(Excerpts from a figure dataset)
----------------
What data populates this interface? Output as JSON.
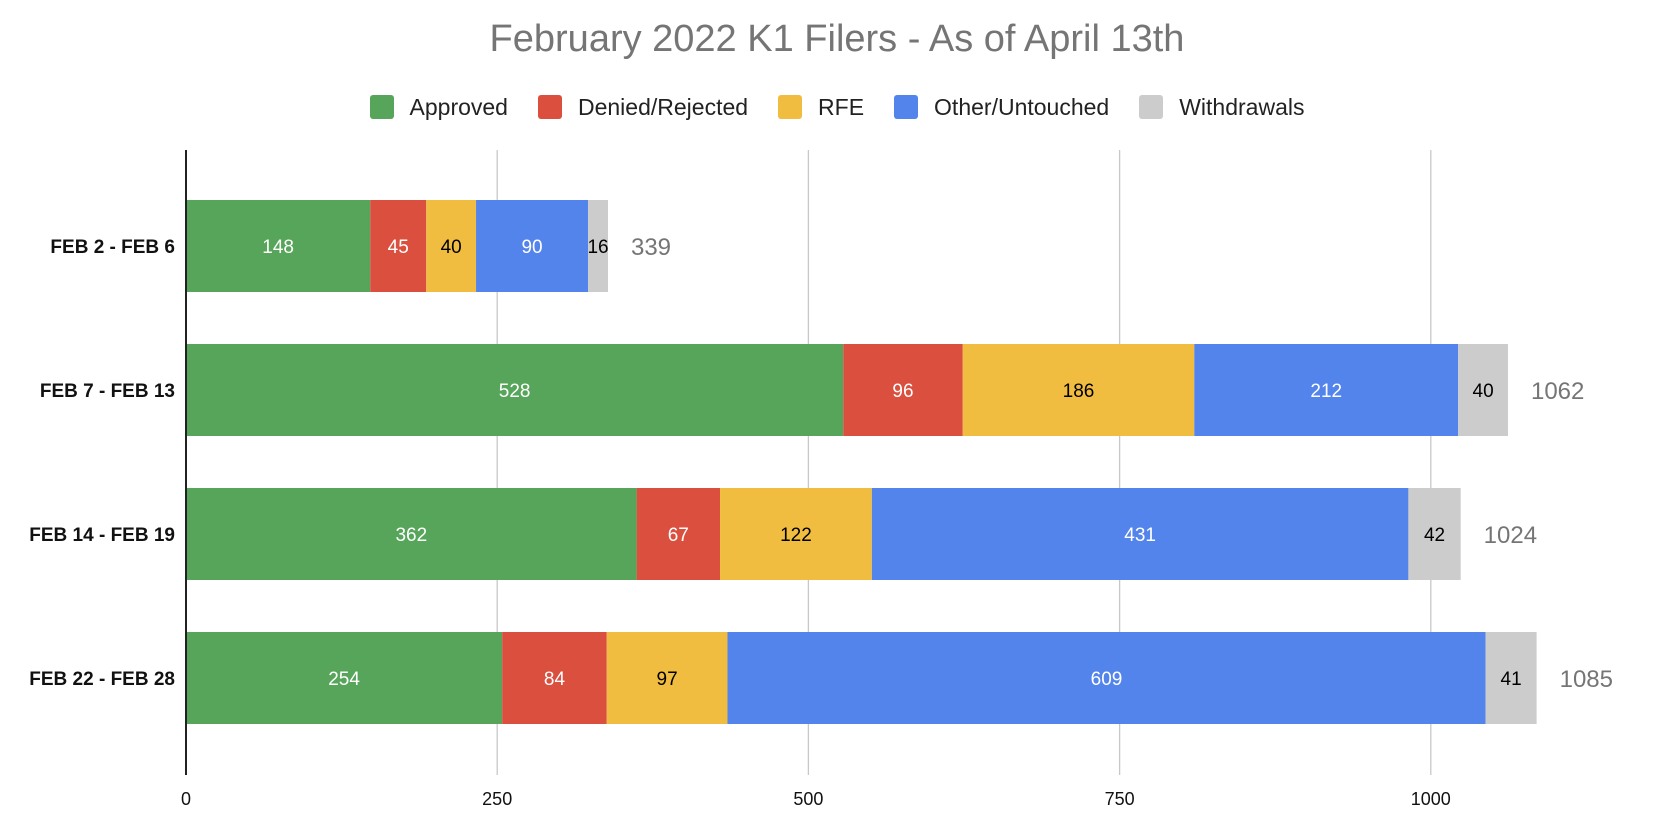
{
  "chart_data": {
    "type": "bar",
    "orientation": "horizontal",
    "stacked": true,
    "title": "February 2022 K1 Filers - As of April 13th",
    "categories": [
      "FEB 2 - FEB 6",
      "FEB 7 - FEB 13",
      "FEB 14 - FEB 19",
      "FEB 22 - FEB 28"
    ],
    "series": [
      {
        "name": "Approved",
        "color": "#57a55a",
        "label_color": "#ffffff",
        "values": [
          148,
          528,
          362,
          254
        ]
      },
      {
        "name": "Denied/Rejected",
        "color": "#db4f3f",
        "label_color": "#ffffff",
        "values": [
          45,
          96,
          67,
          84
        ]
      },
      {
        "name": "RFE",
        "color": "#f1bd41",
        "label_color": "#000000",
        "values": [
          40,
          186,
          122,
          97
        ]
      },
      {
        "name": "Other/Untouched",
        "color": "#5384ec",
        "label_color": "#ffffff",
        "values": [
          90,
          212,
          431,
          609
        ]
      },
      {
        "name": "Withdrawals",
        "color": "#cccccc",
        "label_color": "#000000",
        "values": [
          16,
          40,
          42,
          41
        ]
      }
    ],
    "totals": [
      "339",
      "1062",
      "1024",
      "1085"
    ],
    "xlim": [
      0,
      1100
    ],
    "xticks": [
      "0",
      "250",
      "500",
      "750",
      "1000"
    ],
    "xtick_values": [
      0,
      250,
      500,
      750,
      1000
    ],
    "grid": true,
    "legend_position": "top"
  }
}
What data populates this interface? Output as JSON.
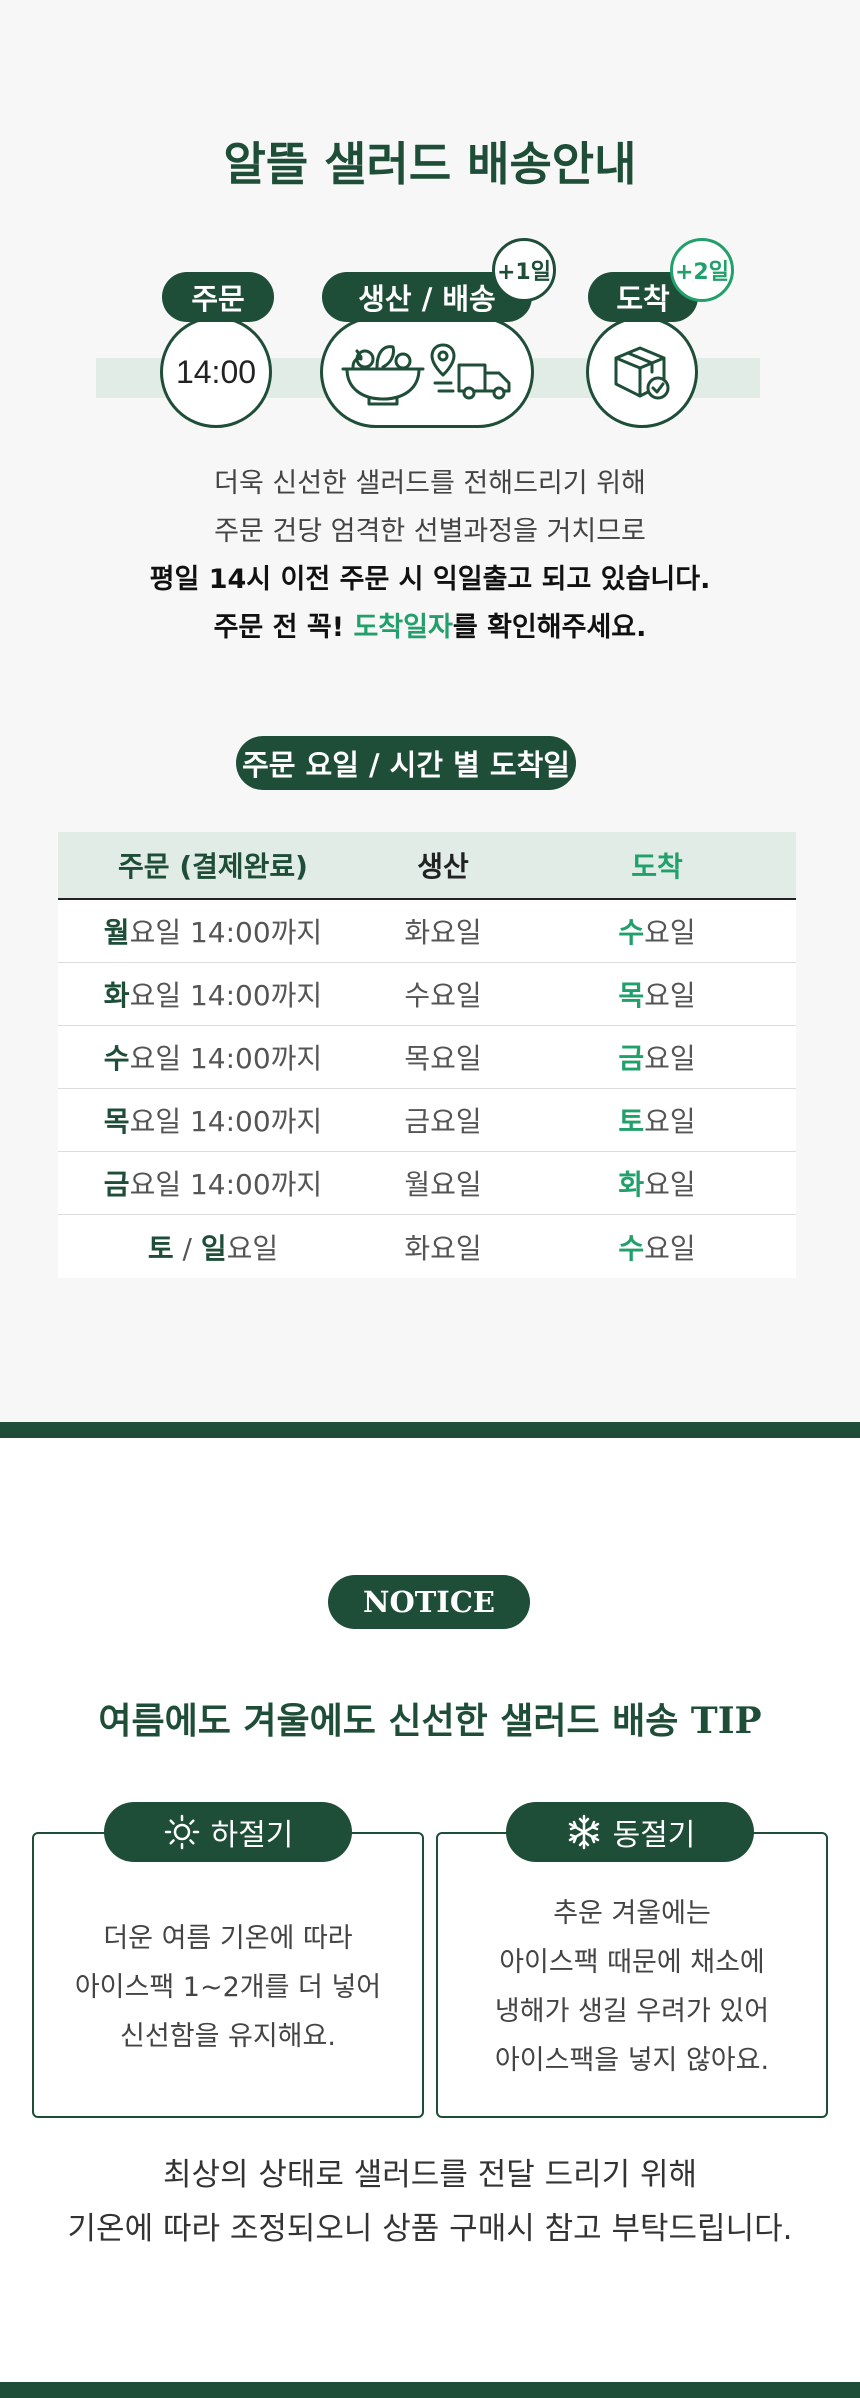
{
  "page": {
    "title": "알뜰 샐러드 배송안내"
  },
  "timeline": {
    "order_label": "주문",
    "order_time": "14:00",
    "production_label": "생산 / 배송",
    "production_badge": "+1일",
    "arrival_label": "도착",
    "arrival_badge": "+2일"
  },
  "description": {
    "line1": "더욱 신선한 샐러드를 전해드리기 위해",
    "line2": "주문 건당 엄격한 선별과정을 거치므로",
    "line3": "평일 14시 이전 주문 시 익일출고 되고 있습니다.",
    "line4_pre": "주문 전 꼭! ",
    "line4_highlight": "도착일자",
    "line4_post": "를 확인해주세요."
  },
  "schedule": {
    "title": "주문 요일 / 시간 별 도착일",
    "headers": [
      "주문 (결제완료)",
      "생산",
      "도착"
    ],
    "rows": [
      {
        "order_day": "월",
        "order_suffix": "요일 14:00까지",
        "production": "화요일",
        "arrival_day": "수",
        "arrival_suffix": "요일"
      },
      {
        "order_day": "화",
        "order_suffix": "요일 14:00까지",
        "production": "수요일",
        "arrival_day": "목",
        "arrival_suffix": "요일"
      },
      {
        "order_day": "수",
        "order_suffix": "요일 14:00까지",
        "production": "목요일",
        "arrival_day": "금",
        "arrival_suffix": "요일"
      },
      {
        "order_day": "목",
        "order_suffix": "요일 14:00까지",
        "production": "금요일",
        "arrival_day": "토",
        "arrival_suffix": "요일"
      },
      {
        "order_day": "금",
        "order_suffix": "요일 14:00까지",
        "production": "월요일",
        "arrival_day": "화",
        "arrival_suffix": "요일"
      }
    ],
    "last_row": {
      "day1": "토",
      "sep": " / ",
      "day2": "일",
      "suffix": "요일",
      "production": "화요일",
      "arrival_day": "수",
      "arrival_suffix": "요일"
    }
  },
  "notice": {
    "label": "NOTICE",
    "title": "여름에도 겨울에도 신선한 샐러드 배송 TIP",
    "summer": {
      "label": "하절기",
      "icon": "sun-icon",
      "line1": "더운 여름 기온에 따라",
      "line2": "아이스팩 1~2개를 더 넣어",
      "line3": "신선함을 유지해요."
    },
    "winter": {
      "label": "동절기",
      "icon": "snowflake-icon",
      "line1": "추운 겨울에는",
      "line2": "아이스팩 때문에 채소에",
      "line3": "냉해가 생길 우려가 있어",
      "line4": "아이스팩을 넣지 않아요."
    },
    "closing_line1": "최상의 상태로 샐러드를 전달 드리기 위해",
    "closing_line2": "기온에 따라 조정되오니 상품 구매시 참고 부탁드립니다."
  },
  "colors": {
    "primary": "#1e4d38",
    "accent": "#22a06b",
    "band": "#e1ece6",
    "background": "#f7f7f7"
  }
}
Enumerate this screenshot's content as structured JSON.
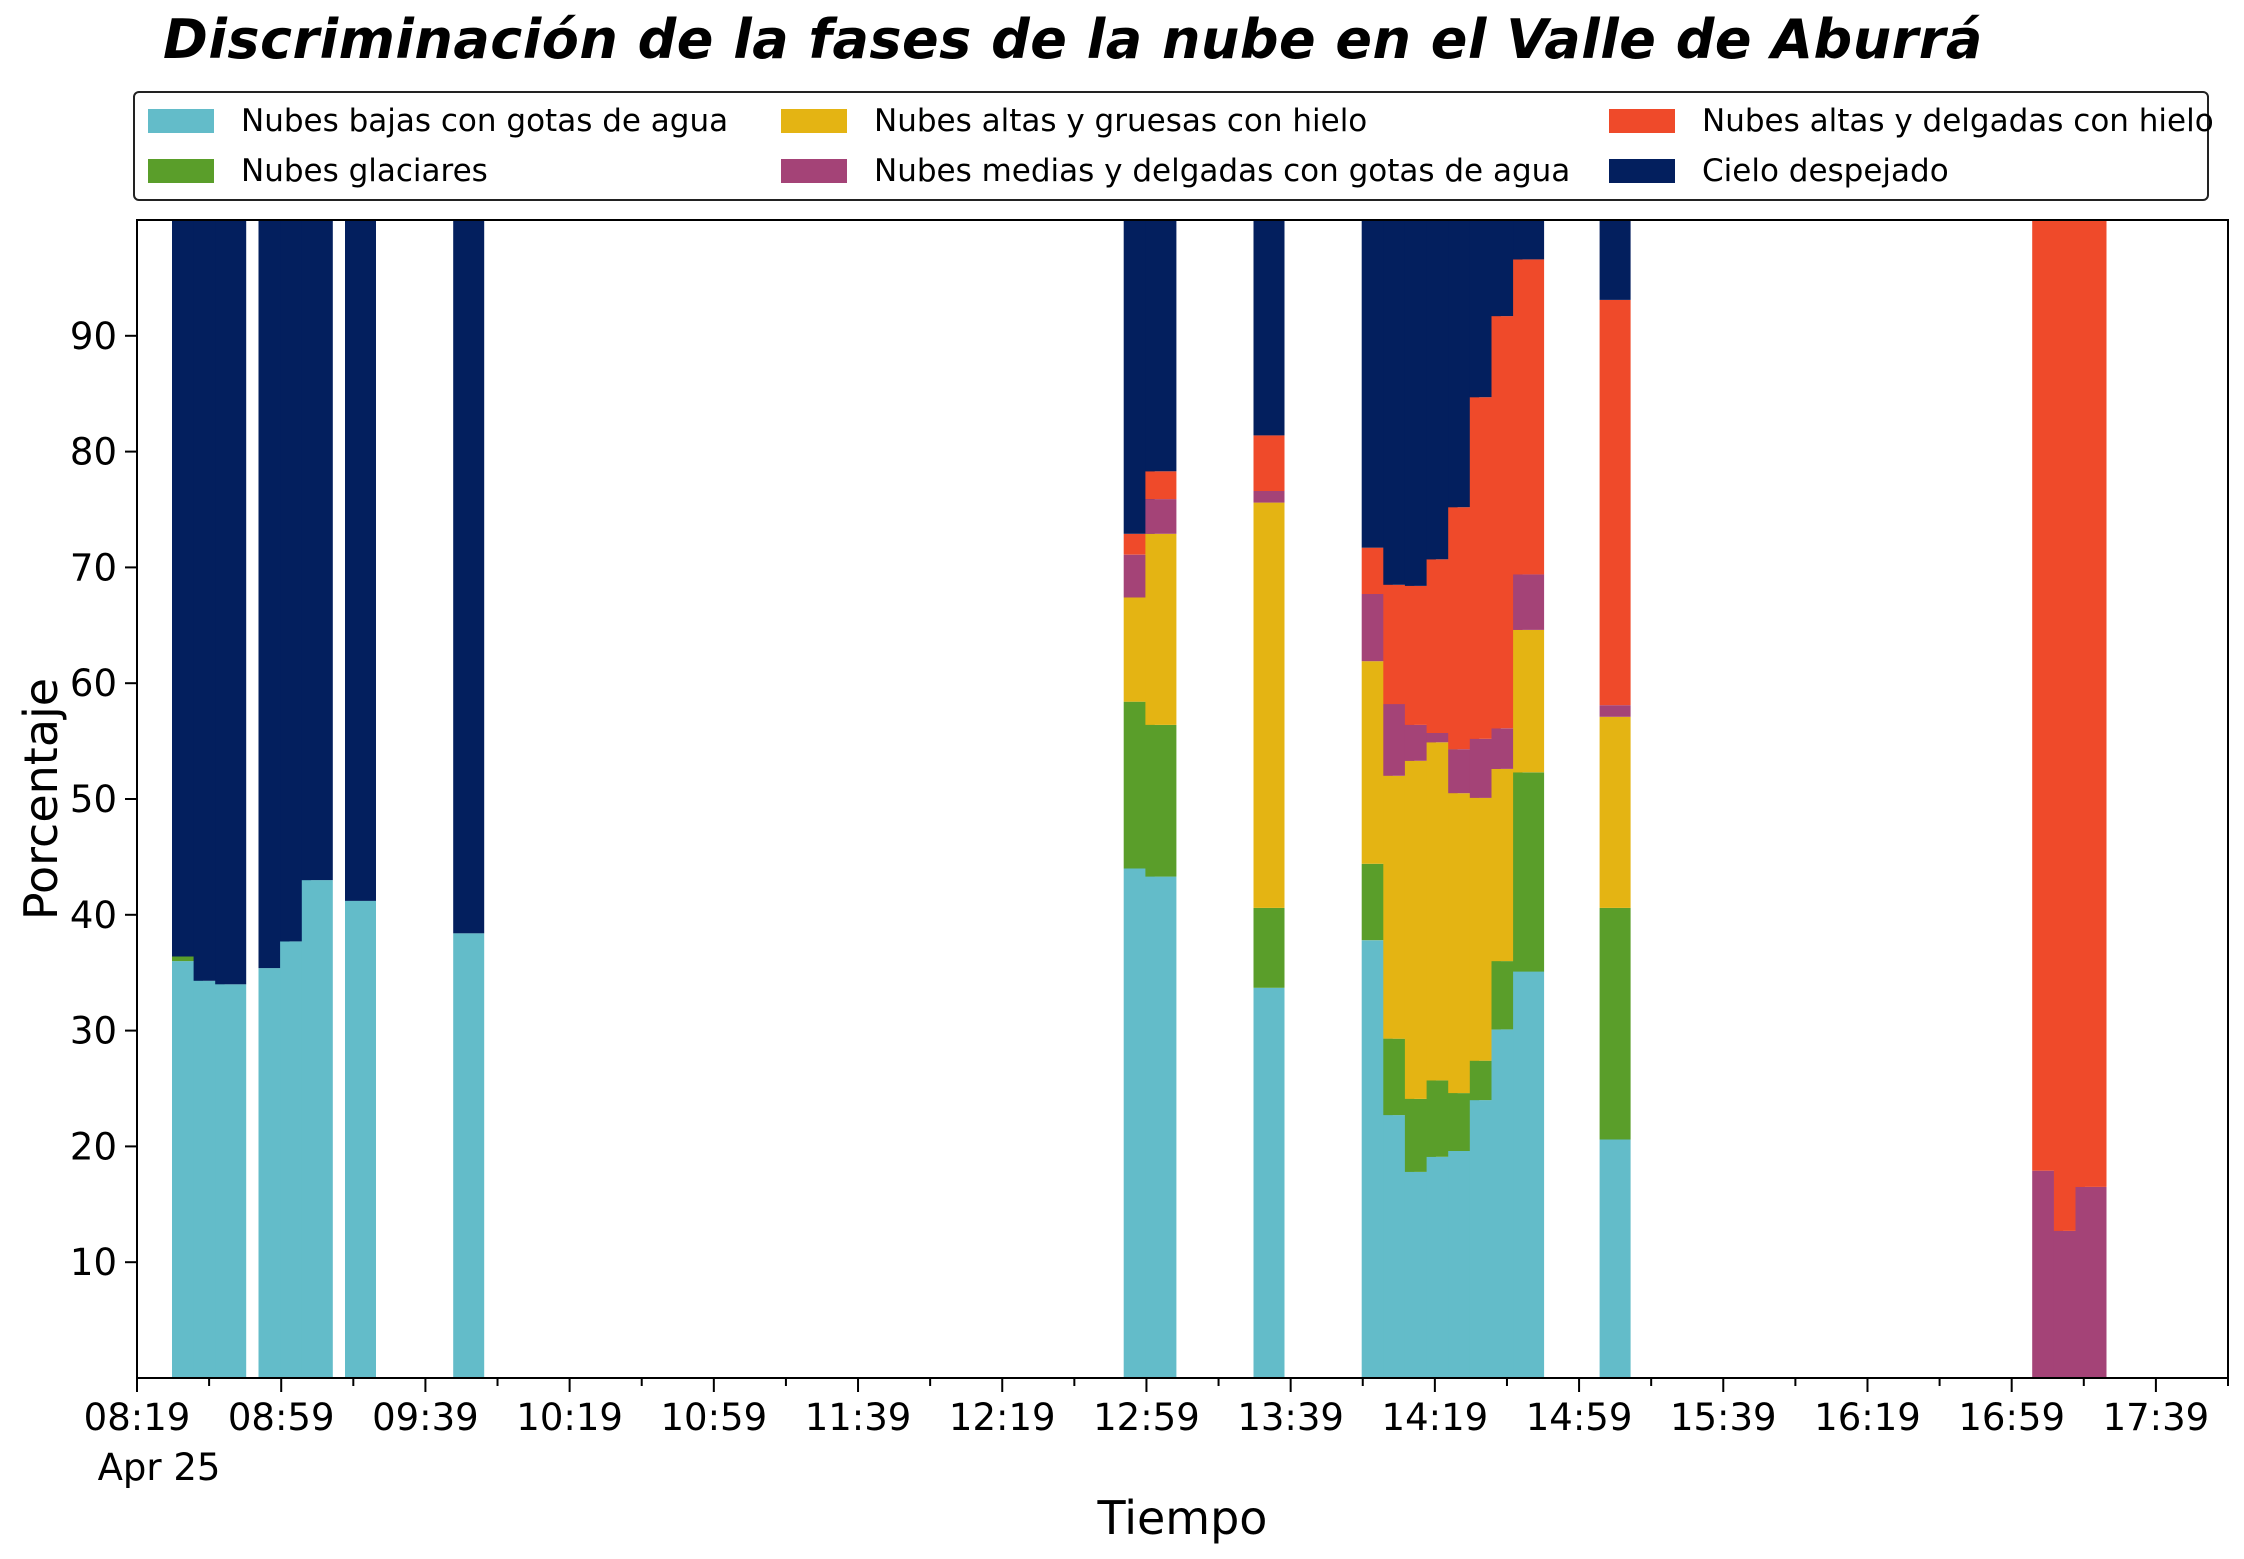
{
  "chart_data": {
    "type": "bar",
    "stacked": true,
    "title": "Discriminación de la fases de la nube en el Valle de Aburrá",
    "xlabel": "Tiempo",
    "ylabel": "Porcentaje",
    "ylim": [
      0,
      100
    ],
    "yticks": [
      10,
      20,
      30,
      40,
      50,
      60,
      70,
      80,
      90
    ],
    "x_start": "08:19",
    "x_end": "17:59",
    "xticks_major": [
      "08:19",
      "08:59",
      "09:39",
      "10:19",
      "10:59",
      "11:39",
      "12:19",
      "12:59",
      "13:39",
      "14:19",
      "14:59",
      "15:39",
      "16:19",
      "16:59",
      "17:39"
    ],
    "xticks_minor": [
      "08:39",
      "09:19",
      "09:59",
      "10:39",
      "11:19",
      "11:59",
      "12:39",
      "13:19",
      "13:59",
      "14:39",
      "15:19",
      "15:59",
      "16:39",
      "17:19",
      "17:59"
    ],
    "date_label": "Apr 25",
    "legend_position": "top",
    "grid": false,
    "categories": [
      "08:33",
      "08:39",
      "08:45",
      "08:57",
      "09:03",
      "09:09",
      "09:21",
      "09:51",
      "12:57",
      "13:03",
      "13:33",
      "14:03",
      "14:09",
      "14:15",
      "14:21",
      "14:27",
      "14:33",
      "14:39",
      "14:45",
      "15:09",
      "17:09",
      "17:15",
      "17:21"
    ],
    "series": [
      {
        "name": "Nubes bajas con gotas de agua",
        "color": "#63bcc9",
        "values": [
          36.0,
          34.3,
          34.0,
          35.4,
          37.7,
          43.0,
          41.2,
          38.4,
          44.0,
          43.3,
          33.7,
          37.8,
          22.7,
          17.8,
          19.1,
          19.6,
          24.0,
          30.1,
          35.1,
          20.6,
          0,
          0,
          0
        ]
      },
      {
        "name": "Nubes glaciares",
        "color": "#5a9e2a",
        "values": [
          0.4,
          0,
          0,
          0,
          0,
          0,
          0,
          0,
          14.4,
          13.1,
          6.9,
          6.6,
          6.6,
          6.3,
          6.6,
          5.0,
          3.4,
          5.9,
          17.2,
          20.0,
          0,
          0,
          0
        ]
      },
      {
        "name": "Nubes altas y gruesas con hielo",
        "color": "#e4b413",
        "values": [
          0,
          0,
          0,
          0,
          0,
          0,
          0,
          0,
          9.0,
          16.5,
          35.0,
          17.5,
          22.7,
          29.2,
          29.2,
          25.9,
          22.7,
          16.6,
          12.3,
          16.5,
          0,
          0,
          0
        ]
      },
      {
        "name": "Nubes medias y delgadas con gotas de agua",
        "color": "#a44377",
        "values": [
          0,
          0,
          0,
          0,
          0,
          0,
          0,
          0,
          3.7,
          3.0,
          1.0,
          5.8,
          6.2,
          3.1,
          0.8,
          3.8,
          5.1,
          3.5,
          4.8,
          1.0,
          17.9,
          12.7,
          16.5
        ]
      },
      {
        "name": "Nubes altas y delgadas con hielo",
        "color": "#ef4a2a",
        "values": [
          0,
          0,
          0,
          0,
          0,
          0,
          0,
          0,
          1.8,
          2.4,
          4.8,
          4.0,
          10.3,
          12.0,
          15.0,
          20.9,
          29.5,
          35.6,
          27.2,
          35.0,
          82.1,
          87.3,
          83.5
        ]
      },
      {
        "name": "Cielo despejado",
        "color": "#031f5e",
        "values": [
          63.6,
          65.7,
          66.0,
          64.6,
          62.3,
          57.0,
          58.8,
          61.6,
          27.1,
          21.7,
          18.6,
          28.3,
          31.5,
          31.6,
          29.3,
          24.8,
          15.3,
          8.3,
          3.4,
          6.9,
          0,
          0,
          0
        ]
      }
    ]
  }
}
----------------
* The exercise
Output a single number: how many lines contain the word "hielo".

* Exercise answer
2